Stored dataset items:

— Start —

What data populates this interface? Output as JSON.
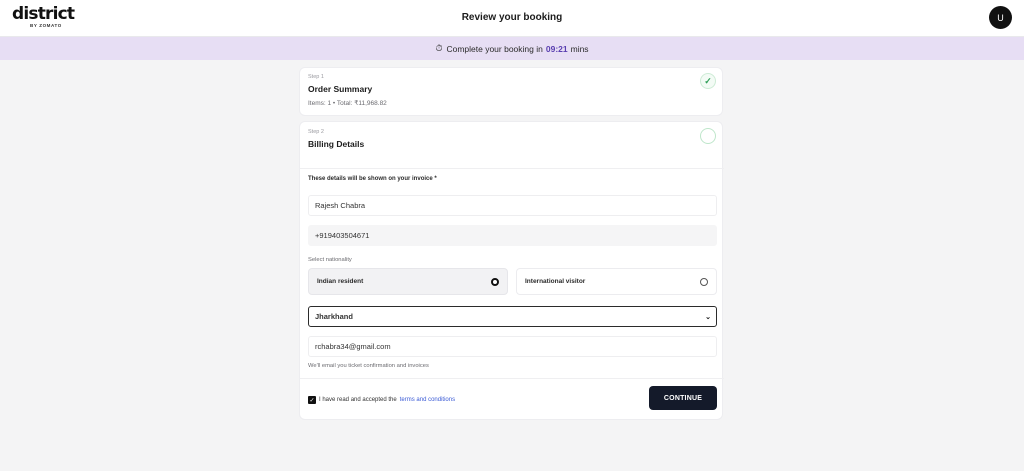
{
  "header": {
    "logo_text": "district",
    "logo_subtext": "BY ZOMATO",
    "title": "Review your booking",
    "avatar_initial": "U"
  },
  "timer": {
    "icon": "stopwatch-icon",
    "prefix": "Complete your booking in",
    "time": "09:21",
    "suffix": "mins"
  },
  "steps": {
    "step1": {
      "label": "Step 1",
      "title": "Order Summary",
      "meta": "Items: 1 • Total: ₹11,968.82",
      "status": "complete"
    },
    "step2": {
      "label": "Step 2",
      "title": "Billing Details",
      "status": "in-progress"
    }
  },
  "billing": {
    "note": "These details will be shown on your invoice *",
    "name_value": "Rajesh Chabra",
    "phone_value": "+919403504671",
    "nationality_label": "Select nationality",
    "nationality_options": [
      {
        "label": "Indian resident",
        "selected": true
      },
      {
        "label": "International visitor",
        "selected": false
      }
    ],
    "state_value": "Jharkhand",
    "email_value": "rchabra34@gmail.com",
    "email_hint": "We'll email you ticket confirmation and invoices",
    "terms_prefix": "I have read and accepted the",
    "terms_link": "terms and conditions",
    "terms_checked": true,
    "continue_label": "CONTINUE"
  },
  "colors": {
    "accent": "#5a3fb0",
    "timer_bg": "#e7def4",
    "button_bg": "#141a2a",
    "success": "#2e9e57",
    "link": "#3b5bd6"
  }
}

— End —

• [WHAT IS ASKED]: Every record is to be reproduced exactly, with no pictures included.

• [COMPLETE OUTPUT]:
What data populates this interface? Output as JSON.
{
  "header": {
    "logo_text": "district",
    "logo_subtext": "BY ZOMATO",
    "title": "Review your booking",
    "avatar_initial": "U"
  },
  "timer": {
    "icon": "stopwatch-icon",
    "prefix": "Complete your booking in",
    "time": "09:21",
    "suffix": "mins"
  },
  "steps": {
    "step1": {
      "label": "Step 1",
      "title": "Order Summary",
      "meta": "Items: 1 • Total: ₹11,968.82",
      "status": "complete"
    },
    "step2": {
      "label": "Step 2",
      "title": "Billing Details",
      "status": "in-progress"
    }
  },
  "billing": {
    "note": "These details will be shown on your invoice *",
    "name_value": "Rajesh Chabra",
    "phone_value": "+919403504671",
    "nationality_label": "Select nationality",
    "nationality_options": [
      {
        "label": "Indian resident",
        "selected": true
      },
      {
        "label": "International visitor",
        "selected": false
      }
    ],
    "state_value": "Jharkhand",
    "email_value": "rchabra34@gmail.com",
    "email_hint": "We'll email you ticket confirmation and invoices",
    "terms_prefix": "I have read and accepted the",
    "terms_link": "terms and conditions",
    "terms_checked": true,
    "continue_label": "CONTINUE"
  },
  "colors": {
    "accent": "#5a3fb0",
    "timer_bg": "#e7def4",
    "button_bg": "#141a2a",
    "success": "#2e9e57",
    "link": "#3b5bd6"
  }
}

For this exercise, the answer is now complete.